* _What needs to be done_:
Copy every line in the records below that contains the word "EAST".

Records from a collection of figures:
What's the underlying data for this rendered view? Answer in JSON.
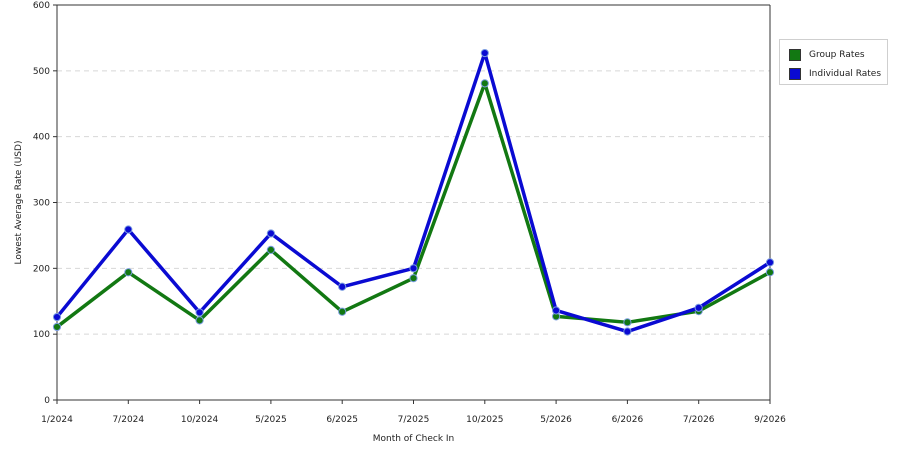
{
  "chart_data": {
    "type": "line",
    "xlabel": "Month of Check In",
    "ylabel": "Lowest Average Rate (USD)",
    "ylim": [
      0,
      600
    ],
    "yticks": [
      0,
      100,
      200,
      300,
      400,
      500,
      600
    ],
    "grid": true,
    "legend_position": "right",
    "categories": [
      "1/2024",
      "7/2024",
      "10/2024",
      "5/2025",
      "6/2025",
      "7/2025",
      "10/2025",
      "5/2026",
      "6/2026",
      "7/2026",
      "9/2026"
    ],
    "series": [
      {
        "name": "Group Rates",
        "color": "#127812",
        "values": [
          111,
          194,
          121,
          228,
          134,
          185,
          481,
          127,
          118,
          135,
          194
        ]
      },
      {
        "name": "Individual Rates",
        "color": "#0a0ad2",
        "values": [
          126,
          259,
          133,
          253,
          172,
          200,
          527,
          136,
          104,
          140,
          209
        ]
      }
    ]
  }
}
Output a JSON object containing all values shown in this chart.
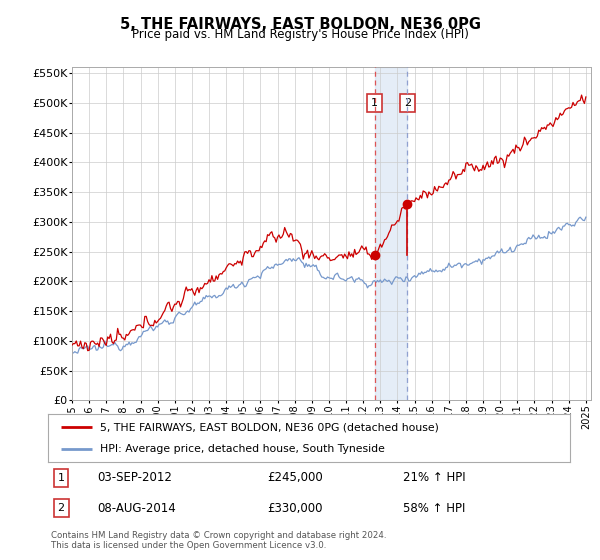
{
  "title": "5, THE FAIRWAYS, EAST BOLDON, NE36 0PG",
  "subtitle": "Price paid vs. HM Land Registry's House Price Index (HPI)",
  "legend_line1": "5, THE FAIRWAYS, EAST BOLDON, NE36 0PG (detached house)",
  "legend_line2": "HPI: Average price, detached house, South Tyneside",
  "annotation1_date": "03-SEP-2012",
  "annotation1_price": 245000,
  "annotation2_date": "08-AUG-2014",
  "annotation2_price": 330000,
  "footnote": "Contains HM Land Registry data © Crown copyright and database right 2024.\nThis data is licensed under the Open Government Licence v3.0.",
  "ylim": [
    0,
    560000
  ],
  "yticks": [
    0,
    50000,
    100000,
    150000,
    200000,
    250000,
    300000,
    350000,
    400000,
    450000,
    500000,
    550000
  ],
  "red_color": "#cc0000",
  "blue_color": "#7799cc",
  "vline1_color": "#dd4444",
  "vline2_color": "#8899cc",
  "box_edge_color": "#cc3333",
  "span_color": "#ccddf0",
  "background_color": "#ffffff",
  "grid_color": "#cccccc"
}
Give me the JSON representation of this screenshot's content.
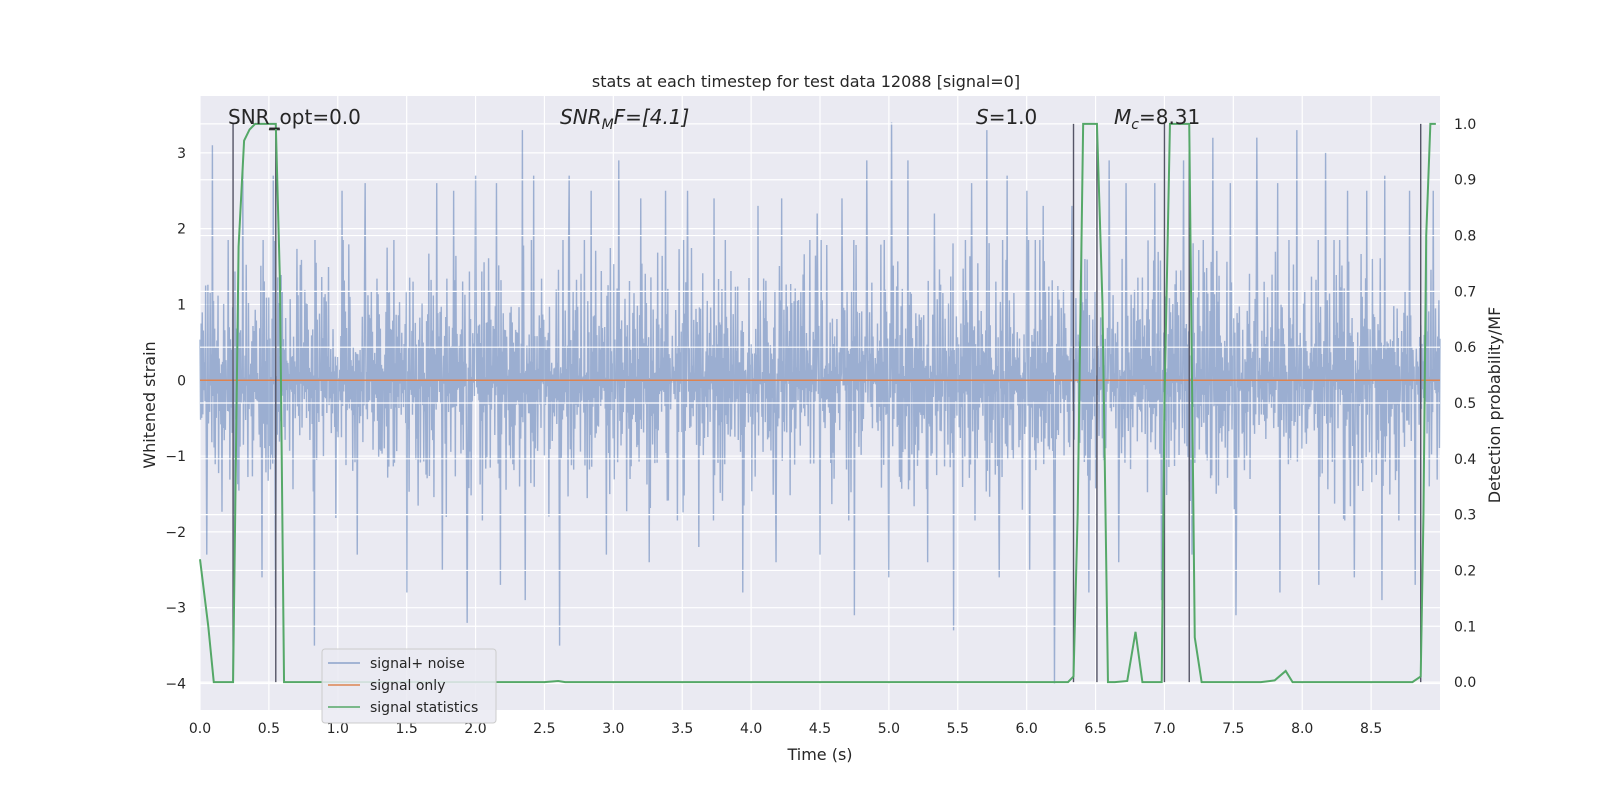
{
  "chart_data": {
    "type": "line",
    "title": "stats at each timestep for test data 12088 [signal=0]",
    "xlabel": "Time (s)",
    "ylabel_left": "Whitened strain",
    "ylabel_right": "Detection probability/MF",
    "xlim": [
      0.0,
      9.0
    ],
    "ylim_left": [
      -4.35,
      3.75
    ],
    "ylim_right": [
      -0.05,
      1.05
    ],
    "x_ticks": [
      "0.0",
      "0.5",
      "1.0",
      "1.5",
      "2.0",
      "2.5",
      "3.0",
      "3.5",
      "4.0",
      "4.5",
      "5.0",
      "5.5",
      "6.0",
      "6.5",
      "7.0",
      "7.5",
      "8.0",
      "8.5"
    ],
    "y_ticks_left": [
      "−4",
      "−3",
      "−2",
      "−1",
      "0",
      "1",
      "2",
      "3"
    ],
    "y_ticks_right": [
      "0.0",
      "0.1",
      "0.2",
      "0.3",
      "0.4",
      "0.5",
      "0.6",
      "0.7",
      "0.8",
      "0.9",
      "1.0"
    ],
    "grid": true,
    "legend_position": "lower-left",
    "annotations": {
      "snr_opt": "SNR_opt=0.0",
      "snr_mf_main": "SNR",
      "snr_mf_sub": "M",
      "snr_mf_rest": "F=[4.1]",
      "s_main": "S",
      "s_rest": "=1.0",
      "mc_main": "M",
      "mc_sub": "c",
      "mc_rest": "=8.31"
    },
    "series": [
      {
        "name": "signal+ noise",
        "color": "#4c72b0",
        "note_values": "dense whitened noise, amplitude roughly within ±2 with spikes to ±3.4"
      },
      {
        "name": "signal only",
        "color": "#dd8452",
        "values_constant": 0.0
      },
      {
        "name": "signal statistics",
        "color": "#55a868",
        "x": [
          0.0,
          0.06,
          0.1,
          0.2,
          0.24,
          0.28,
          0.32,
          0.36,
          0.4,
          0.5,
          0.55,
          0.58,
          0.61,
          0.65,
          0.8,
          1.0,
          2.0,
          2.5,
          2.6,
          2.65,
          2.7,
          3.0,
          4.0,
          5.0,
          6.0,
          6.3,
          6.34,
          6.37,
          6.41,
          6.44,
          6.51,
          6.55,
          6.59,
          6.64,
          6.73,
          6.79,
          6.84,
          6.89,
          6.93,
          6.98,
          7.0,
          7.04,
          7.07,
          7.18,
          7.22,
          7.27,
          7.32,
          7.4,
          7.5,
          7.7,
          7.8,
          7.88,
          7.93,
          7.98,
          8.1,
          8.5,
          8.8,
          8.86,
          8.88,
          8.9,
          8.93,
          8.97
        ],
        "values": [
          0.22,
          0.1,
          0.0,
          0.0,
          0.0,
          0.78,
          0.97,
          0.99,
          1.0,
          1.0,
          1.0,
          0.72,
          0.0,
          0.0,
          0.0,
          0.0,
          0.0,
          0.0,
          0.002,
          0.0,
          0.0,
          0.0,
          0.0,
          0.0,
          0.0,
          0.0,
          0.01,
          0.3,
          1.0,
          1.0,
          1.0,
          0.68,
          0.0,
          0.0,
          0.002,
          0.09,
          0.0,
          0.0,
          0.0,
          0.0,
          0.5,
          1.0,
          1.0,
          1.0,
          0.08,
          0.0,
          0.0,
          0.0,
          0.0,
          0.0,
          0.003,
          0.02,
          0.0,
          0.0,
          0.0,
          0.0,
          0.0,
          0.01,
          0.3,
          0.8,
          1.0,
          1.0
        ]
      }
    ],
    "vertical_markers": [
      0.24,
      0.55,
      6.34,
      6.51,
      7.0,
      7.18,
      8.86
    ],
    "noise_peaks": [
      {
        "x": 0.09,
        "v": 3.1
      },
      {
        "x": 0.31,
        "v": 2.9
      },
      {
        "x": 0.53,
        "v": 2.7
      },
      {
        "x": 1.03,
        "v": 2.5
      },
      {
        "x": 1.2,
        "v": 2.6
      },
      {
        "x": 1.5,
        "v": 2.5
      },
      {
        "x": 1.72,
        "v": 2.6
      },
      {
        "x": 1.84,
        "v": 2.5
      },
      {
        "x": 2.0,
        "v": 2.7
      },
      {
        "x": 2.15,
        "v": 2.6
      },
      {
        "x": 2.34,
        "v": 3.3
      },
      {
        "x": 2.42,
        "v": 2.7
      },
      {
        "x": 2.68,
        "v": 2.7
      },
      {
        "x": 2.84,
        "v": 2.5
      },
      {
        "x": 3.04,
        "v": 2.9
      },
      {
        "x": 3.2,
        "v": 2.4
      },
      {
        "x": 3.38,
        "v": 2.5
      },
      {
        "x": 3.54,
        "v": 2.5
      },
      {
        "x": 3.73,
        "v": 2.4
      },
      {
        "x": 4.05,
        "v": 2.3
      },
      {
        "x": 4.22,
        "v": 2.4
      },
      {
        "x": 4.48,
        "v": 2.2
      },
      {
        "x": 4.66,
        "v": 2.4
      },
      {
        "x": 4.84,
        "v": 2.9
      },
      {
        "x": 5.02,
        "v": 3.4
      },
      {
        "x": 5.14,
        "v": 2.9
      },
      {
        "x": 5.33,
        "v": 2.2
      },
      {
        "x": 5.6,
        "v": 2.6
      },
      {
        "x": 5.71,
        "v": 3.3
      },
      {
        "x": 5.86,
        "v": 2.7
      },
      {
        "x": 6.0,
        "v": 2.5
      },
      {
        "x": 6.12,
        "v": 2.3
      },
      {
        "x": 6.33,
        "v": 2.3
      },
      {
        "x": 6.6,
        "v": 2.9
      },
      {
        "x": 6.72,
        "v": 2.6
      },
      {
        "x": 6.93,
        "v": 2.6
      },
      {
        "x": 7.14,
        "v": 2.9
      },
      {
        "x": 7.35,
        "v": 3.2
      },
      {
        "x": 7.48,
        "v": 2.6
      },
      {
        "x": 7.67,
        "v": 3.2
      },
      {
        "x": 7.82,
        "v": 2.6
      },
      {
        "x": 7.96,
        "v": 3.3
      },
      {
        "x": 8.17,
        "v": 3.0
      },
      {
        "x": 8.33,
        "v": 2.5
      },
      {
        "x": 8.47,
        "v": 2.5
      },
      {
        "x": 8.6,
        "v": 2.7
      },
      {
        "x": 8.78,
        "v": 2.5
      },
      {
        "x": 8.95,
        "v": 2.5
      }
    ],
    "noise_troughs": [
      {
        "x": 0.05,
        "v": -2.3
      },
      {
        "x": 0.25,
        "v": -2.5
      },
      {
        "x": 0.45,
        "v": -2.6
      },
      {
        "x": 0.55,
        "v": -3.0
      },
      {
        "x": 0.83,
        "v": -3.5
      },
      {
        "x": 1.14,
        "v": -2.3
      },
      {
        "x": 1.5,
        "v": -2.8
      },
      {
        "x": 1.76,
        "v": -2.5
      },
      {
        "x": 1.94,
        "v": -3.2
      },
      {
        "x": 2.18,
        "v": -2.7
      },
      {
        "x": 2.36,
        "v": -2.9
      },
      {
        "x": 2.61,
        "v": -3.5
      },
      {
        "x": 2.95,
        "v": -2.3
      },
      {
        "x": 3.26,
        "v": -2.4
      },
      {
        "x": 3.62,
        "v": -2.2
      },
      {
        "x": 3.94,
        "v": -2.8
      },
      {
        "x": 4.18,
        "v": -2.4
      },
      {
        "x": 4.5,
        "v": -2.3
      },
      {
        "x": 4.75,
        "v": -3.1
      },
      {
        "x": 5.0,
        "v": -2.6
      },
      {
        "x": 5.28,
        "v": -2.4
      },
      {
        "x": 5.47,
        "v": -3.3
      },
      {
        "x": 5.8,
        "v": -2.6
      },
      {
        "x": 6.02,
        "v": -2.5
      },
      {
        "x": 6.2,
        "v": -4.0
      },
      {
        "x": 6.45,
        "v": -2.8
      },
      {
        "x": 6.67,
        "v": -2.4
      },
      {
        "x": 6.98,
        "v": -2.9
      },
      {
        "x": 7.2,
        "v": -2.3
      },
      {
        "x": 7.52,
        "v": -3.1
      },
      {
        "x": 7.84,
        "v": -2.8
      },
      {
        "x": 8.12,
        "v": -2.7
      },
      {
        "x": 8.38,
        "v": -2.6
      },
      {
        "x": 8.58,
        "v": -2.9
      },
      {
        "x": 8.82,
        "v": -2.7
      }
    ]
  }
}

* _Task response_:
  "title": "5, THE FAIRWAYS, EAST BOLDON, NE36 0PG",
  "legend_line1": "5, THE FAIRWAYS, EAST BOLDON, NE36 0PG (detached house)",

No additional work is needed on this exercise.